PODANE DANE:
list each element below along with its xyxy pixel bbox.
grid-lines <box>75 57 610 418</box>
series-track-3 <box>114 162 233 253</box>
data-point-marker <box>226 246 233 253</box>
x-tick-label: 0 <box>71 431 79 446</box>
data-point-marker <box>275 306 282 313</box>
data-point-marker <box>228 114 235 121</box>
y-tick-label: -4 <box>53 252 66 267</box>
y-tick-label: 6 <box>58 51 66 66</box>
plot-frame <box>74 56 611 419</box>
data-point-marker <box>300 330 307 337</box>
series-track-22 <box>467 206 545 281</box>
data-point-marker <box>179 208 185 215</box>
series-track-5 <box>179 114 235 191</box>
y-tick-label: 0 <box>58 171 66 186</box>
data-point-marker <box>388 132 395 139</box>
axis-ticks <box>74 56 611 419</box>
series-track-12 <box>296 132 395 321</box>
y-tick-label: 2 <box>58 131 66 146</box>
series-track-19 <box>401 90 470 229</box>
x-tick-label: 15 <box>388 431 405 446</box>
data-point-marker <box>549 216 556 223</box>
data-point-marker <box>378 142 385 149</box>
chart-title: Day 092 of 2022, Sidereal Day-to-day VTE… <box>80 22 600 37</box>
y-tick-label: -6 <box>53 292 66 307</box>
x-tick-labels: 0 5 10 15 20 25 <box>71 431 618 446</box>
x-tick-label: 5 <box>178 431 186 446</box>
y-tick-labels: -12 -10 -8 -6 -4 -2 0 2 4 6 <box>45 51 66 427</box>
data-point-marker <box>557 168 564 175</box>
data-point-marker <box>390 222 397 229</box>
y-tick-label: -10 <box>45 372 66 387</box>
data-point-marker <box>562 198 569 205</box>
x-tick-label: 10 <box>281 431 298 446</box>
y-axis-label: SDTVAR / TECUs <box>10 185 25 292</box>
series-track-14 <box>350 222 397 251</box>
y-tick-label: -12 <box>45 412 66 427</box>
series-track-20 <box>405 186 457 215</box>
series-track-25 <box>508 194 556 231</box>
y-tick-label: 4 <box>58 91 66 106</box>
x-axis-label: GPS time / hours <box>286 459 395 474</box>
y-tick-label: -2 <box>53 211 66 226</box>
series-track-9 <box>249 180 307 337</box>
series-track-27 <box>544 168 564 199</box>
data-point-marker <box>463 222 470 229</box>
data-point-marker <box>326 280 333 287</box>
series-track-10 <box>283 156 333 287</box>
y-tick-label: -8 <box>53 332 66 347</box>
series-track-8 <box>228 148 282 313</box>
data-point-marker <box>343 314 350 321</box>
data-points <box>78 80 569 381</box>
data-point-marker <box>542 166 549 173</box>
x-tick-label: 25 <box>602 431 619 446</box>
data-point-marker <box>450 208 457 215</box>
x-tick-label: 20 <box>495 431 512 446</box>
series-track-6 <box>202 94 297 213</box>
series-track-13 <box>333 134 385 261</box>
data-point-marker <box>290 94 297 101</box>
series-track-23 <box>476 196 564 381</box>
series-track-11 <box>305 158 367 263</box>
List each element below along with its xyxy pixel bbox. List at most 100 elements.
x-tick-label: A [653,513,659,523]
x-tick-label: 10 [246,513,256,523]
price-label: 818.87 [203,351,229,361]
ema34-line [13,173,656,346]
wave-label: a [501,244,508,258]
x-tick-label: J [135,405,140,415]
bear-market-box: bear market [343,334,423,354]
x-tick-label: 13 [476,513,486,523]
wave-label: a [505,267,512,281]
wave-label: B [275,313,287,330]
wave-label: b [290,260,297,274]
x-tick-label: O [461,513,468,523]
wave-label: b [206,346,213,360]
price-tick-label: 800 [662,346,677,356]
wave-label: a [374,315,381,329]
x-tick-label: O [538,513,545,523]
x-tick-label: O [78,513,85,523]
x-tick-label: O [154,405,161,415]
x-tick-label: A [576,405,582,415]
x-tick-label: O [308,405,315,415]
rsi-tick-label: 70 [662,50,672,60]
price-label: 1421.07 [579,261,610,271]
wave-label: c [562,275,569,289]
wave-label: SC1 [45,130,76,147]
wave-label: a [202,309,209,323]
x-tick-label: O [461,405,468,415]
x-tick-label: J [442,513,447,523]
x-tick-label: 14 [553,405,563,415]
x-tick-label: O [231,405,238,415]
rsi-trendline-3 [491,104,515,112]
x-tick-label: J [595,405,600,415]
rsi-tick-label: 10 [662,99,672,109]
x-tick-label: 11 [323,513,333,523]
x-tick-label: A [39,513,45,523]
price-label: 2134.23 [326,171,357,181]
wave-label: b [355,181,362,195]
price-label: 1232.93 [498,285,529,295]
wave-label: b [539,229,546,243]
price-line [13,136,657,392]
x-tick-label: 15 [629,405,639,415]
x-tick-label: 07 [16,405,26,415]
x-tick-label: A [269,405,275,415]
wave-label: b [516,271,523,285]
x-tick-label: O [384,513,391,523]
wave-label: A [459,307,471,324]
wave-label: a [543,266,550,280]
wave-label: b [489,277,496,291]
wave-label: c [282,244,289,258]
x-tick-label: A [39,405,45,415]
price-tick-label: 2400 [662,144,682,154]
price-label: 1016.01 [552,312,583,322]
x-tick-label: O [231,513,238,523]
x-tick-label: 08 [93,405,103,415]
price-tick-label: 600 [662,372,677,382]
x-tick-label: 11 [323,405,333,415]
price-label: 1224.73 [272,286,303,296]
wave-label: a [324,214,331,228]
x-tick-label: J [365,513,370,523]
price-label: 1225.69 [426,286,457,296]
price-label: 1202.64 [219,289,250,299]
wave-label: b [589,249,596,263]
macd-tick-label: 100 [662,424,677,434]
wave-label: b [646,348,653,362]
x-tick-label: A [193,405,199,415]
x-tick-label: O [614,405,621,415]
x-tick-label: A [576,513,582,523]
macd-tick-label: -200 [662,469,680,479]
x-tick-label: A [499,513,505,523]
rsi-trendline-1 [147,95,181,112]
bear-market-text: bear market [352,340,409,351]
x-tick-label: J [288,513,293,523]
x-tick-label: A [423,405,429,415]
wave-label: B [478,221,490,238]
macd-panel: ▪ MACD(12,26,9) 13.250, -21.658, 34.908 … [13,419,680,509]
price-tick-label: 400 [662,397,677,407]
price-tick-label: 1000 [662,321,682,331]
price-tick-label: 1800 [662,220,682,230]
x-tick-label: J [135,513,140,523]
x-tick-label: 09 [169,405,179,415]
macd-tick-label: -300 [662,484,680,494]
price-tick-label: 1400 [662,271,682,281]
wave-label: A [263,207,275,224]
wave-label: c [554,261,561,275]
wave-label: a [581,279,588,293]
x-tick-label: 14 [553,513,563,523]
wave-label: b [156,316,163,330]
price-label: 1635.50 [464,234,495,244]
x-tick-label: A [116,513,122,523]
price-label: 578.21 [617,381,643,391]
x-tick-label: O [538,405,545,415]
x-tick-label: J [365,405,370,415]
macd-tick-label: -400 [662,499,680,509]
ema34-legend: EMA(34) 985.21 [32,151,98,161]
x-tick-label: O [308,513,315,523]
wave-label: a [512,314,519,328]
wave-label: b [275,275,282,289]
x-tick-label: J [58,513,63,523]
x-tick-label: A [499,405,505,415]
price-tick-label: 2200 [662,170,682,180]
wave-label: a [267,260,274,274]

TWOJE ZADANIE:
Zastąp "y-tick-label" przez "y-axis-tick-label" w wierszach danych od pierwszego wiersza do wiersza zawierającego "data-point-marker <box>378 142 385 149</box>" włącznie. Podaj te wiersze ponownie, bez żadnych innych zmian.

ODPOWIEDŹ:
list each element below along with its xyxy pixel bbox.
grid-lines <box>75 57 610 418</box>
series-track-3 <box>114 162 233 253</box>
data-point-marker <box>226 246 233 253</box>
x-tick-label: 0 <box>71 431 79 446</box>
data-point-marker <box>275 306 282 313</box>
data-point-marker <box>228 114 235 121</box>
y-axis-tick-label: -4 <box>53 252 66 267</box>
y-axis-tick-label: 6 <box>58 51 66 66</box>
plot-frame <box>74 56 611 419</box>
data-point-marker <box>300 330 307 337</box>
series-track-22 <box>467 206 545 281</box>
data-point-marker <box>179 208 185 215</box>
series-track-5 <box>179 114 235 191</box>
y-axis-tick-label: 0 <box>58 171 66 186</box>
data-point-marker <box>388 132 395 139</box>
axis-ticks <box>74 56 611 419</box>
series-track-12 <box>296 132 395 321</box>
y-axis-tick-label: 2 <box>58 131 66 146</box>
series-track-19 <box>401 90 470 229</box>
x-tick-label: 15 <box>388 431 405 446</box>
data-point-marker <box>549 216 556 223</box>
data-point-marker <box>378 142 385 149</box>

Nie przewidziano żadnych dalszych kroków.